The problem: Determine the count of lines holding the string "berbe". Return only the number.
--- Recorded data ---
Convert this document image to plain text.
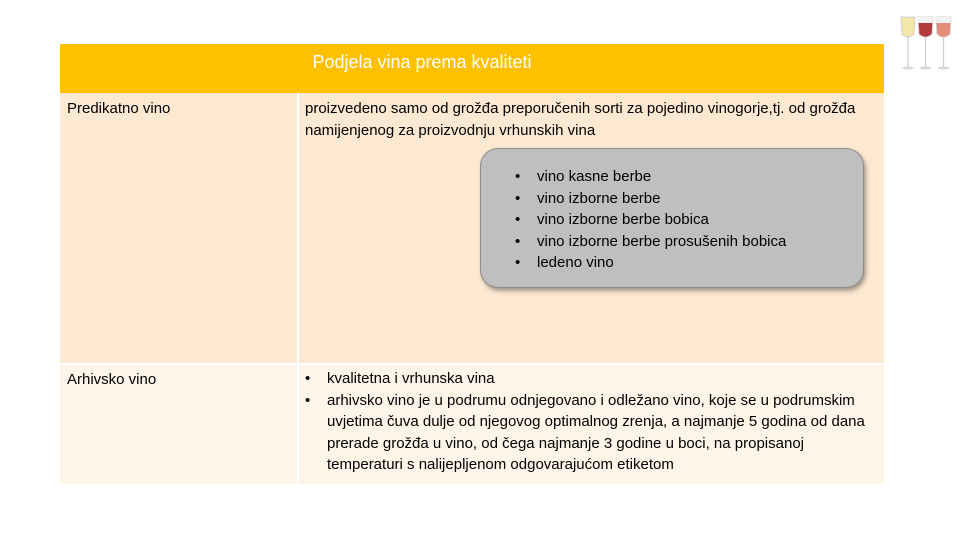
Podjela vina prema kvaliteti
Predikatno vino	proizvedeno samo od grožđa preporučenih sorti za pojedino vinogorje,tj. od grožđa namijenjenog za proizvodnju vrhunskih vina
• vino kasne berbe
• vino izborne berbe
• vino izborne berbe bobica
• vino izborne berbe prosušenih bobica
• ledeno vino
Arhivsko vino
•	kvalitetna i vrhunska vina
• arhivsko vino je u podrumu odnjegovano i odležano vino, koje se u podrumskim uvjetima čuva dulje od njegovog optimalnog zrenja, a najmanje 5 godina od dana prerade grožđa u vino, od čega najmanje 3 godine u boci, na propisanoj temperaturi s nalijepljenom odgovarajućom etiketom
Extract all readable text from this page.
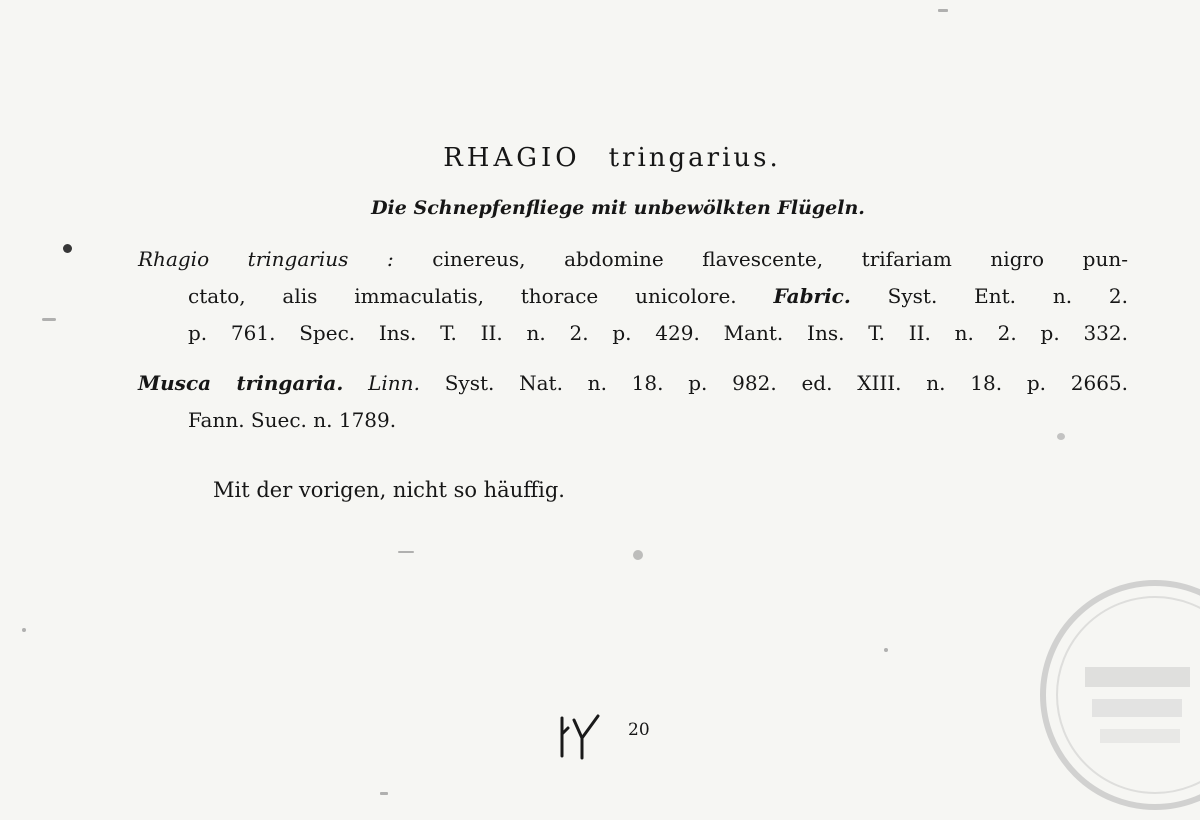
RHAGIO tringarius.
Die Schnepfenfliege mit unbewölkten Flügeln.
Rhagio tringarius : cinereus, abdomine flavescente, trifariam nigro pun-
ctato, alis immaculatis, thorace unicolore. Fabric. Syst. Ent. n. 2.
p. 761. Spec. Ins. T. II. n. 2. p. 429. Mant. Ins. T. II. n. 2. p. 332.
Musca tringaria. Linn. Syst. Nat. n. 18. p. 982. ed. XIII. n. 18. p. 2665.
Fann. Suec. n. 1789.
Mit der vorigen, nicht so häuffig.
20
---
--- Recorded data ---
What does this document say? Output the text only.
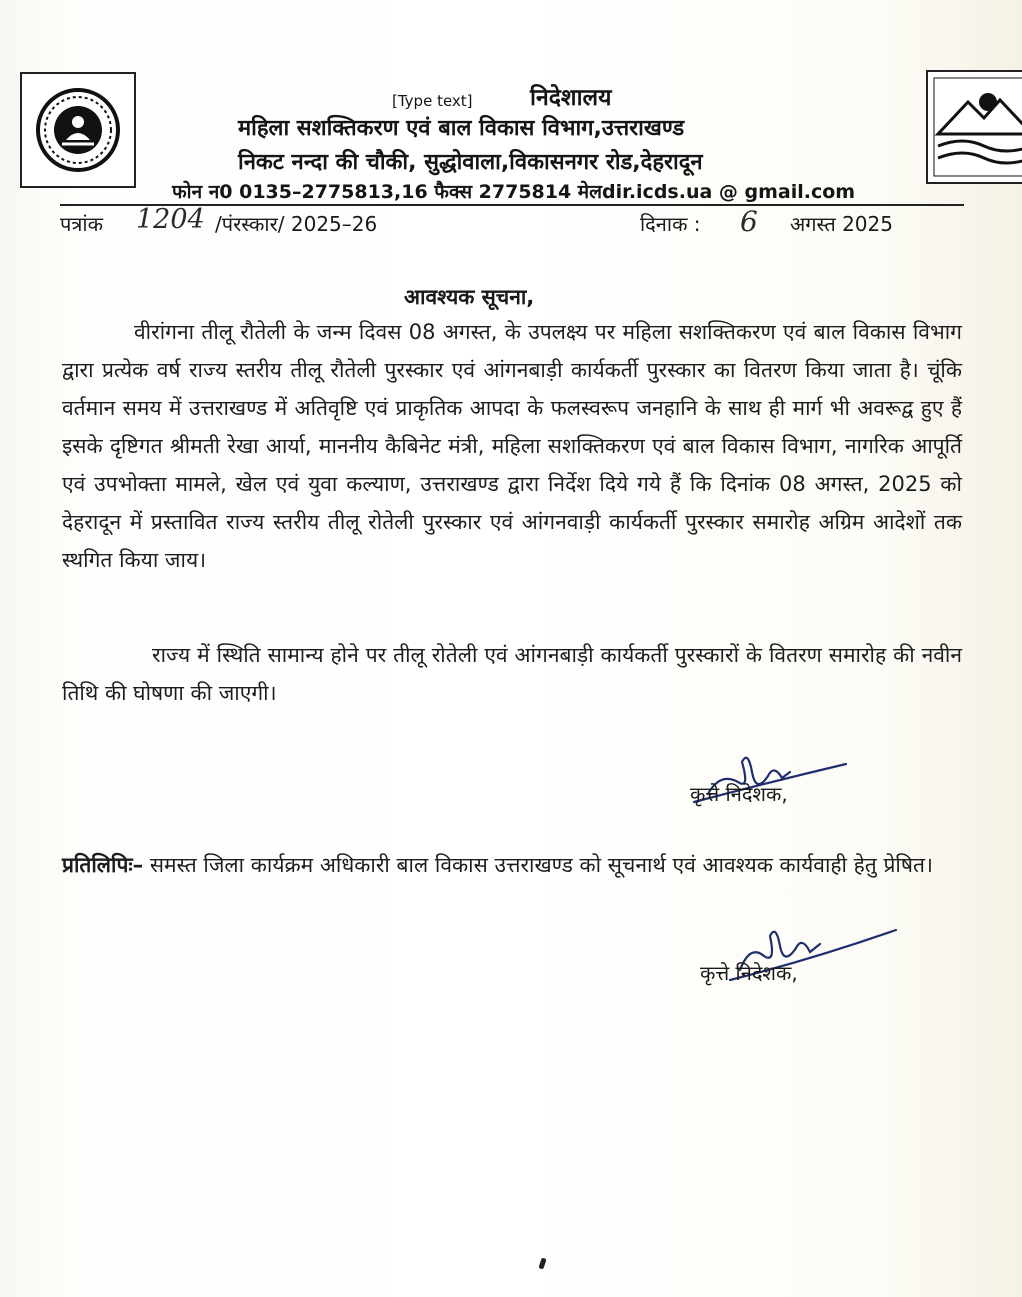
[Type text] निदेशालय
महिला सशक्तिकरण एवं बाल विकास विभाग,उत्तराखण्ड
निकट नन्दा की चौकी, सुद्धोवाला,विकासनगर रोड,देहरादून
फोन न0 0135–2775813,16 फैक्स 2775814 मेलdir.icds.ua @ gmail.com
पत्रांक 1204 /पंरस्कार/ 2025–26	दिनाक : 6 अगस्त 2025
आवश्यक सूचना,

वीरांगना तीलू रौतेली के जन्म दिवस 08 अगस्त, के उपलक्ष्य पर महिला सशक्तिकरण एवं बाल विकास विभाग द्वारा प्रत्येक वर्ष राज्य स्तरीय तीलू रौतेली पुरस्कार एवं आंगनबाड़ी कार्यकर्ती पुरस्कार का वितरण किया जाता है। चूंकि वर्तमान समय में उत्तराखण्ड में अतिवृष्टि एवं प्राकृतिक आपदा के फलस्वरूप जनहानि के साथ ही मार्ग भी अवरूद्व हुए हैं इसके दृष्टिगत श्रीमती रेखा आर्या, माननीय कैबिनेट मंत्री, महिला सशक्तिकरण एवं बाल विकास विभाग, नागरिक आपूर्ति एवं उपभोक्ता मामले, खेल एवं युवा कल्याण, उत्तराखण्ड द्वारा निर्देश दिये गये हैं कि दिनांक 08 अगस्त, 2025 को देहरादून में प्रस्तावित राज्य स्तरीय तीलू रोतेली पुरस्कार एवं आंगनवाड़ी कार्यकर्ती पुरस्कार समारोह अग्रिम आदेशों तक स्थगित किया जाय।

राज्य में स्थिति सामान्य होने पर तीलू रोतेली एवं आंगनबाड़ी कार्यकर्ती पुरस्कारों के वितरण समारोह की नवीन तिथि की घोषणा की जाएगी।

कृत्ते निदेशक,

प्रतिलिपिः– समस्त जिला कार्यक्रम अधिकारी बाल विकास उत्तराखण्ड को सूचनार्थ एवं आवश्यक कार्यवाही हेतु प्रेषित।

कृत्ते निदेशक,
---
Reply: 4